**What you are asked to do**
Examine each line of the data. Copy those that contain the string "Periods".
··· Data excerpts
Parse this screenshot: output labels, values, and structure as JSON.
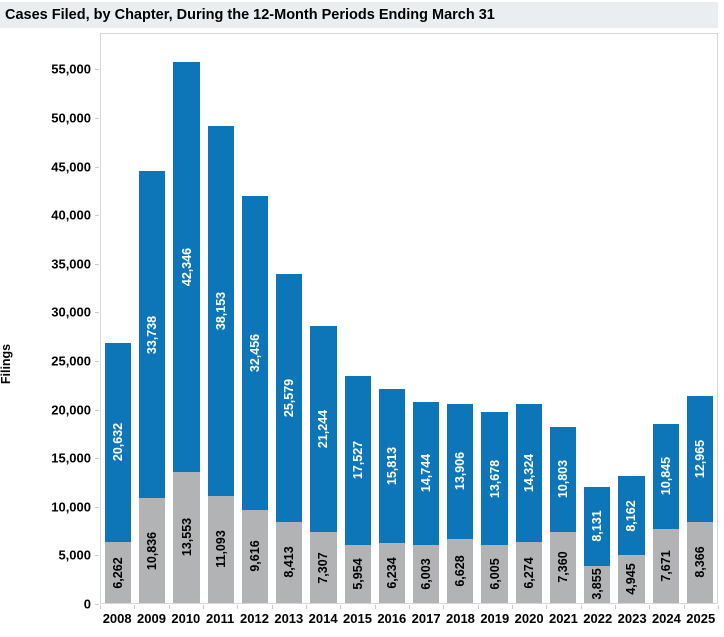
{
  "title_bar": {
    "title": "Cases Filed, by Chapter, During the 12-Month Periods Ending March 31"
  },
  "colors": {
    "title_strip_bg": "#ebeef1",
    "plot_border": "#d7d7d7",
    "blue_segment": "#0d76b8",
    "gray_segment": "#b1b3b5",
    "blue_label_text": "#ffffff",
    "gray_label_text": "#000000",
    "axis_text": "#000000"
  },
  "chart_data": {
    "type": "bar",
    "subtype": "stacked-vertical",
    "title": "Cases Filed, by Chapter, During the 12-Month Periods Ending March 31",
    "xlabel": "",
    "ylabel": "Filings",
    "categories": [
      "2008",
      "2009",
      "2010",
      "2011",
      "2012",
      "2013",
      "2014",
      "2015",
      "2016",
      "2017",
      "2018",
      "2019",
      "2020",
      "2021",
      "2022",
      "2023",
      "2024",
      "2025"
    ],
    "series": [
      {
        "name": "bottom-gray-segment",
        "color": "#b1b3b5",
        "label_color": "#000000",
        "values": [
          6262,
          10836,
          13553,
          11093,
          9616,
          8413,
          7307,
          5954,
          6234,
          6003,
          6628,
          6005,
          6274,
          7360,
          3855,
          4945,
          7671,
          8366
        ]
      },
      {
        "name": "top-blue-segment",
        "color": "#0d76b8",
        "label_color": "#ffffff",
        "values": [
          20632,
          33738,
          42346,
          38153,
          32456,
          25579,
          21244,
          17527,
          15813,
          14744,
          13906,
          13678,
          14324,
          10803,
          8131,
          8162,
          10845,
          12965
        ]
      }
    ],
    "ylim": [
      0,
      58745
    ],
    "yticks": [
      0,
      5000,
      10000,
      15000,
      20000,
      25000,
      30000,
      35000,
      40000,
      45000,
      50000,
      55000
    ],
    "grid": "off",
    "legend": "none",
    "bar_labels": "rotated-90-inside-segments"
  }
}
······
··· Data excerpts
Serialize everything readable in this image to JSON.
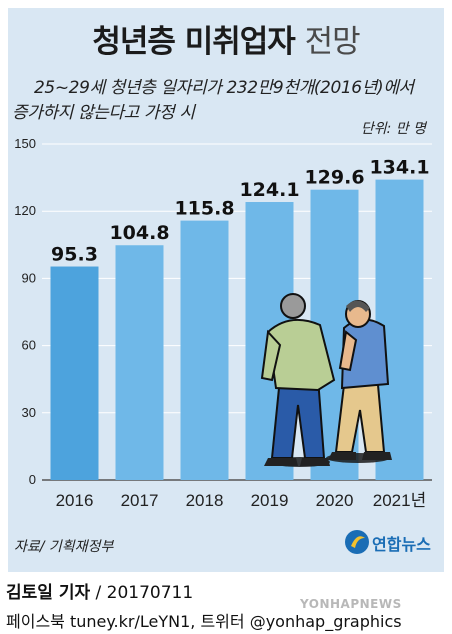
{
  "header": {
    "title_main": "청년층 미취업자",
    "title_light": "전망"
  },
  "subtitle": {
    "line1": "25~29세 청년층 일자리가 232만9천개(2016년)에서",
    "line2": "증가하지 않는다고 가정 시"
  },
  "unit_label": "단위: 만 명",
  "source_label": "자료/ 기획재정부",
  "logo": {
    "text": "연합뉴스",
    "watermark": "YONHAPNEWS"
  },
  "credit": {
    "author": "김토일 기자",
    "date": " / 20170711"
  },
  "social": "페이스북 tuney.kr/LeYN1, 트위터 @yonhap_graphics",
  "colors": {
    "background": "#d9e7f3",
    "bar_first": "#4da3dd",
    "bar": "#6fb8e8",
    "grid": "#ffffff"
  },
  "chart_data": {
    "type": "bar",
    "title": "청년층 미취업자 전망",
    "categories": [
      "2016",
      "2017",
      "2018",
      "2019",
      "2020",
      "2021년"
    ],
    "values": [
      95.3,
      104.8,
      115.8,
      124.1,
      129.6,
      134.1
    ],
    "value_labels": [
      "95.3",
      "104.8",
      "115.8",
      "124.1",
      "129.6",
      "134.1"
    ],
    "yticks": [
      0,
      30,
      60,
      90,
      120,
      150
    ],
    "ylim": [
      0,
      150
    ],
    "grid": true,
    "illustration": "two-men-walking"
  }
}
······
**The reply**
    "title": "Cases Filed, by Chapter, During the 12-Month Periods Ending March 31"
    "title": "Cases Filed, by Chapter, During the 12-Month Periods Ending March 31",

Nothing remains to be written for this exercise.